### PROBLEM TO WORK ON
Look through the records below, and copy out every line that holds the string "gave".

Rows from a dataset
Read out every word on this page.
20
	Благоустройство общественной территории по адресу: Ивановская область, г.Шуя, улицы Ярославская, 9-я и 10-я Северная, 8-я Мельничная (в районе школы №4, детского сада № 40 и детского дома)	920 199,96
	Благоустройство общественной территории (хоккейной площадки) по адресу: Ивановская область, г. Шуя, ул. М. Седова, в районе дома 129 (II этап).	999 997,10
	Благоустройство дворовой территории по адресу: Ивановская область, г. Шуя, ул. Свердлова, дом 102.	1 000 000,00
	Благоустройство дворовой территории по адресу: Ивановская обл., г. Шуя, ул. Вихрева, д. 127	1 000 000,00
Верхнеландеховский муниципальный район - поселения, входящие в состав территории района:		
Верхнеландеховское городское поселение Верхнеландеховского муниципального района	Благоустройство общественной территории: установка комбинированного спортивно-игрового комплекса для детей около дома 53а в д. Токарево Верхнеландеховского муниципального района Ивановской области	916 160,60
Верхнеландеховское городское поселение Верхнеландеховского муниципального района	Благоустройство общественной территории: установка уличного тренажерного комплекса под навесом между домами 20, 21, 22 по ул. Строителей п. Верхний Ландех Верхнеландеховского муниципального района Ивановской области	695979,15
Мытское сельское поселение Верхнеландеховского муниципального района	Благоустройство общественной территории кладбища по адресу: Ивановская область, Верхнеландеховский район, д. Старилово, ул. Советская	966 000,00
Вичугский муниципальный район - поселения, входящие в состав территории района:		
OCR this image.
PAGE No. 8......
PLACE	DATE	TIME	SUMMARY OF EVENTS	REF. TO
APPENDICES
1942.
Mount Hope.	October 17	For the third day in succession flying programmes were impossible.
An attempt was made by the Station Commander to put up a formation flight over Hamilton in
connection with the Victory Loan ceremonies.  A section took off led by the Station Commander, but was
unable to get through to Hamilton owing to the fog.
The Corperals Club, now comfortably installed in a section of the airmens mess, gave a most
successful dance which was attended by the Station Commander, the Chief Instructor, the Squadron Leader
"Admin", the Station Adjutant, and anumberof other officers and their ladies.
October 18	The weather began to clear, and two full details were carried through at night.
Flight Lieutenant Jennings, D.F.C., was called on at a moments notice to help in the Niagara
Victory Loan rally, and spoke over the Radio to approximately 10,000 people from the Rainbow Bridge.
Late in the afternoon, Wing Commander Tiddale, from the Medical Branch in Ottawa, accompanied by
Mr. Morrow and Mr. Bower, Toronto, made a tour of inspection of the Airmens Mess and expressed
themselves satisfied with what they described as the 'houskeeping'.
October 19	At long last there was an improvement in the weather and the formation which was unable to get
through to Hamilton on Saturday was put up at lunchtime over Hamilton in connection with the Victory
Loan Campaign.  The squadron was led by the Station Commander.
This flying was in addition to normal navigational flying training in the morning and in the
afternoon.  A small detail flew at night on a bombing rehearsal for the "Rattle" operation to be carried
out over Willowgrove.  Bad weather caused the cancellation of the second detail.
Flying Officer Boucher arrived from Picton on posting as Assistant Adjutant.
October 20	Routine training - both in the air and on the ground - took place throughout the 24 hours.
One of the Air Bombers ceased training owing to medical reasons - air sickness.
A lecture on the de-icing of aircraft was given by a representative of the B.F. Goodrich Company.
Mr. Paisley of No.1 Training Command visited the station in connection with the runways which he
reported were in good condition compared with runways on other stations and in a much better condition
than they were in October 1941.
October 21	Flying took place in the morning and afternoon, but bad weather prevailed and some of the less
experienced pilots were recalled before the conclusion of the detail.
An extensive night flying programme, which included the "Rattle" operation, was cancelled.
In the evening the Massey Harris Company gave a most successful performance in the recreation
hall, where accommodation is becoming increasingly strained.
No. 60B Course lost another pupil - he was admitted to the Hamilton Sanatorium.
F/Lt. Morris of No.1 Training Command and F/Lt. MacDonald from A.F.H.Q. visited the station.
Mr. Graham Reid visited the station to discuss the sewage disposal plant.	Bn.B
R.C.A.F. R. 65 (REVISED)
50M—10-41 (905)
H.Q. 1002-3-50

### CORRECT OUTPUT
The Corperals Club, now comfortably installed in a section of the airmens mess, gave a most
In the evening the Massey Harris Company gave a most successful performance in the recreation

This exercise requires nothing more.